Work through the records below and tally every line containing "Vater". Reply with the total alone.

========

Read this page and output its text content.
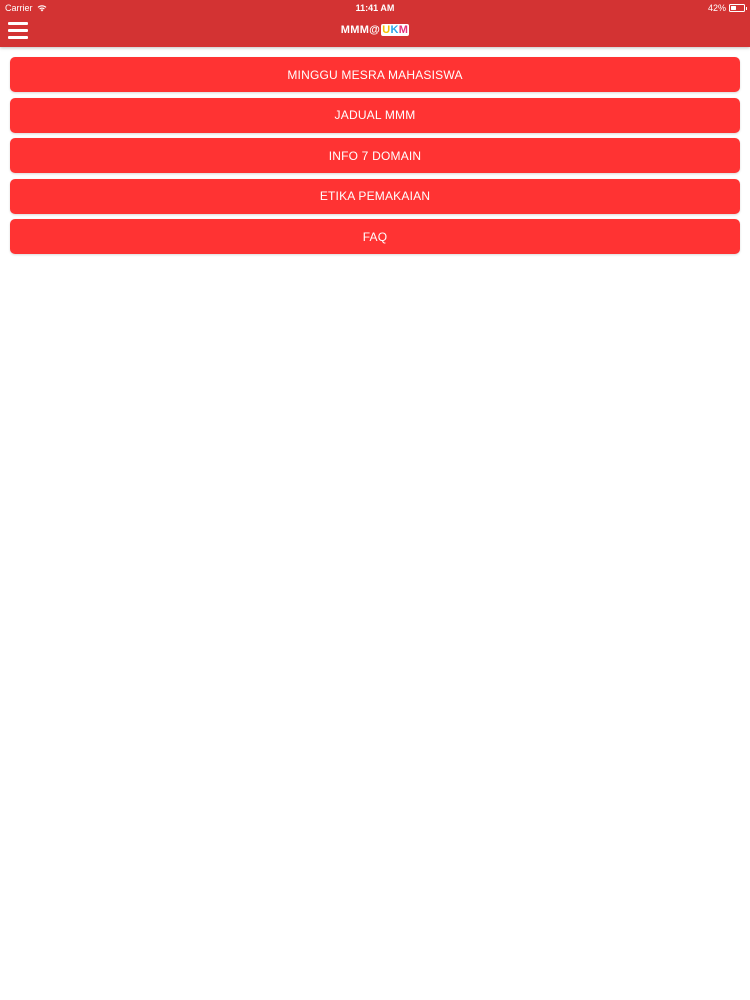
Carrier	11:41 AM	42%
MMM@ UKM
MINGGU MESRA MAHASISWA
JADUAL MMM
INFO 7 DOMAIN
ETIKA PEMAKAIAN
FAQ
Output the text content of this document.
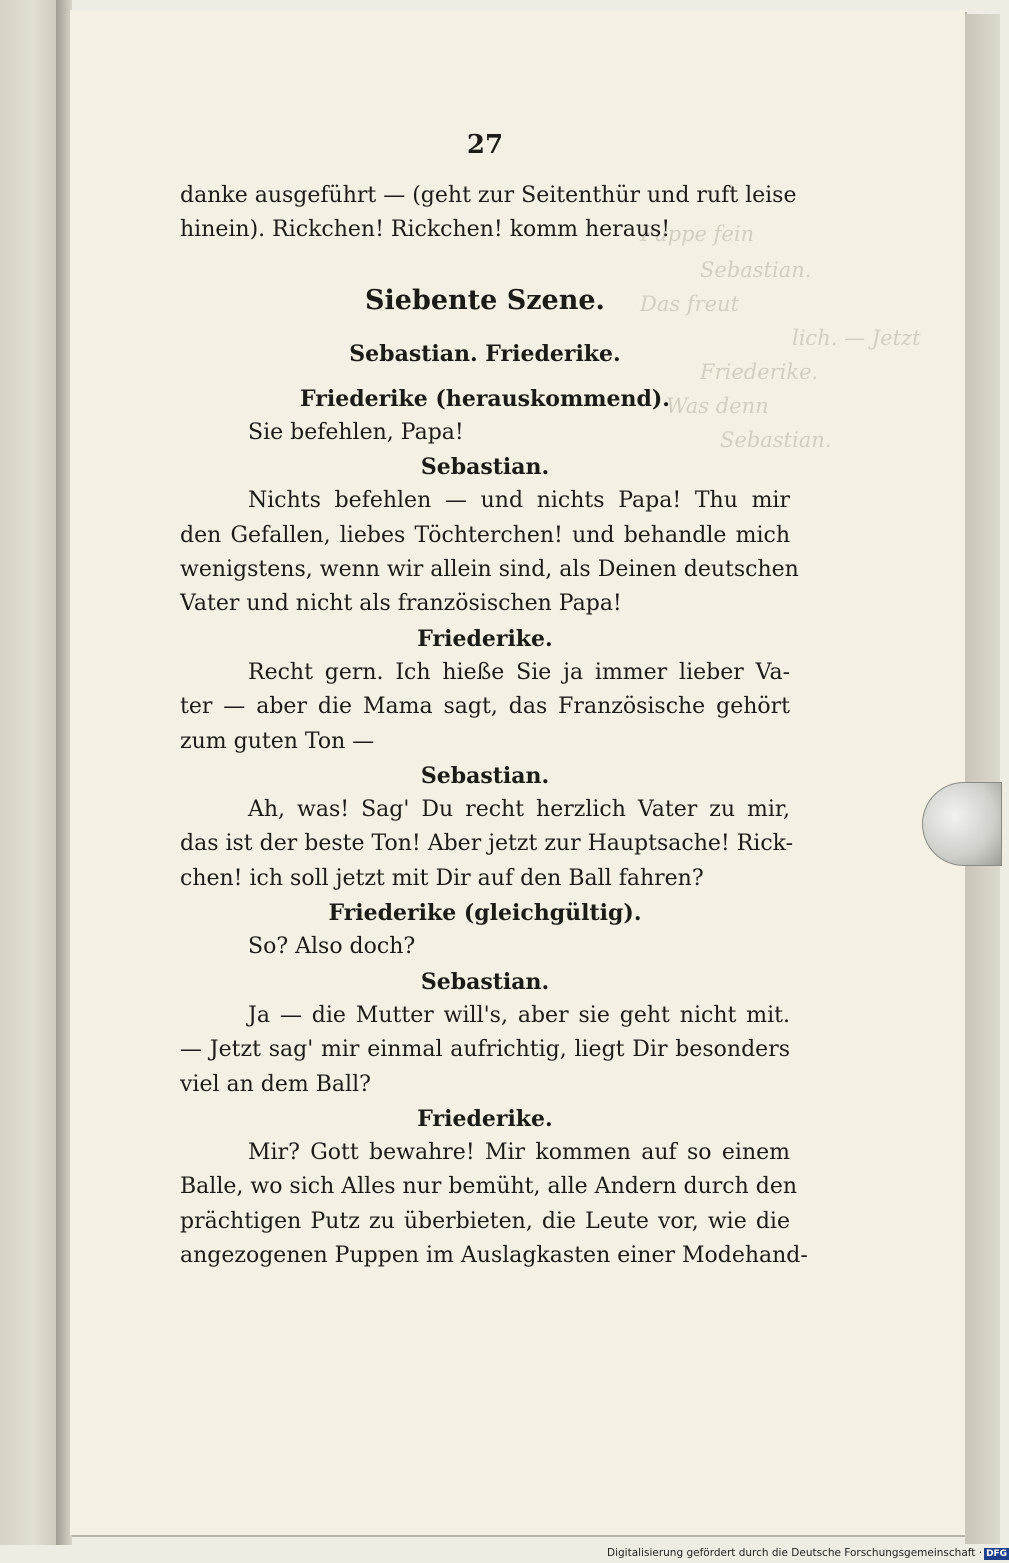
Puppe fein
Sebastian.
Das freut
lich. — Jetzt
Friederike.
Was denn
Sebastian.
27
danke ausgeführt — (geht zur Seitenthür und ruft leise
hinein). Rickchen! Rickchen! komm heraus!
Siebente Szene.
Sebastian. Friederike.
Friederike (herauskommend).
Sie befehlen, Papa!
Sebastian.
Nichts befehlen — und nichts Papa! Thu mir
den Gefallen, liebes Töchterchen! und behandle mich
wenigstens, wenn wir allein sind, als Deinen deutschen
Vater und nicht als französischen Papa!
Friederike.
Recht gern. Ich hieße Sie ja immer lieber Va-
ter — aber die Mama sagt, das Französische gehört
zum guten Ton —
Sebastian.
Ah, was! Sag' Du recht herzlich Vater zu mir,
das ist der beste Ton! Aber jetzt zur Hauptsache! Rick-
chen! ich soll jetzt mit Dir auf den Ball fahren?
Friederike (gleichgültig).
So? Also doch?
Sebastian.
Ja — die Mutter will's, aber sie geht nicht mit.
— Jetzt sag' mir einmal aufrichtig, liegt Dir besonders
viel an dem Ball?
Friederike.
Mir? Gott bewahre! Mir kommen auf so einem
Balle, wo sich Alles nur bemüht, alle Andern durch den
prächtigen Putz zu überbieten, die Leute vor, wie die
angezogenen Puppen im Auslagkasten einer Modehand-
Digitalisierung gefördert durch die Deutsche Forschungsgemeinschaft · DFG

========

Solved problem |
2